> EXERCISE INSTRUCTIONS
Below are records. Copy every line with "skutki" in it.

> MATERIALS PROVIDED
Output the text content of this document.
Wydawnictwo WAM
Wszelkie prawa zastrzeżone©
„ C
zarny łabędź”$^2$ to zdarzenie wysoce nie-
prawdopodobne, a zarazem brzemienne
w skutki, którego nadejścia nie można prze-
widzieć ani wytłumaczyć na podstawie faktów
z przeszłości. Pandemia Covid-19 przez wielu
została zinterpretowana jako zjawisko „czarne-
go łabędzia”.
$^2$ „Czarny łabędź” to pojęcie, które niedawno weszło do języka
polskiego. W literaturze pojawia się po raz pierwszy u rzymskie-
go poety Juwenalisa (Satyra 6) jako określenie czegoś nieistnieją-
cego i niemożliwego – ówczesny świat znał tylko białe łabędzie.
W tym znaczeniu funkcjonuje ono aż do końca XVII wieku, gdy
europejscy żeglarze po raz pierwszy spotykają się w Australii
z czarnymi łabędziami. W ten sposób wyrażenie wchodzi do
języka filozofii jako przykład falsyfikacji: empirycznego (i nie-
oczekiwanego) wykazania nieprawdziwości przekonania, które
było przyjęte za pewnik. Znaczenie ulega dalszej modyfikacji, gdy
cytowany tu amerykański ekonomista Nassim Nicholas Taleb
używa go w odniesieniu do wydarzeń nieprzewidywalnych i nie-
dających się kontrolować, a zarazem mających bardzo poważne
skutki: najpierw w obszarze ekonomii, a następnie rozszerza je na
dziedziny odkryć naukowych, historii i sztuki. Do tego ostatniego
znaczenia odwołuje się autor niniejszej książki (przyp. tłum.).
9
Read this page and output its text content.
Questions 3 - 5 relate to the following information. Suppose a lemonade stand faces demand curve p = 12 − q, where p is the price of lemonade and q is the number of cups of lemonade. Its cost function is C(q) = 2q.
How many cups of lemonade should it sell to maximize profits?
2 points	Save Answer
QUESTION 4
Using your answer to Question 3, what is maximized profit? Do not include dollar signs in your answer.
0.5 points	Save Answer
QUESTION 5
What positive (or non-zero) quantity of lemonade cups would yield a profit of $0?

> SOLUTION TO THIS EXERCISE
w skutki, którego nadejścia nie można prze-
skutki: najpierw w obszarze ekonomii, a następnie rozszerza je na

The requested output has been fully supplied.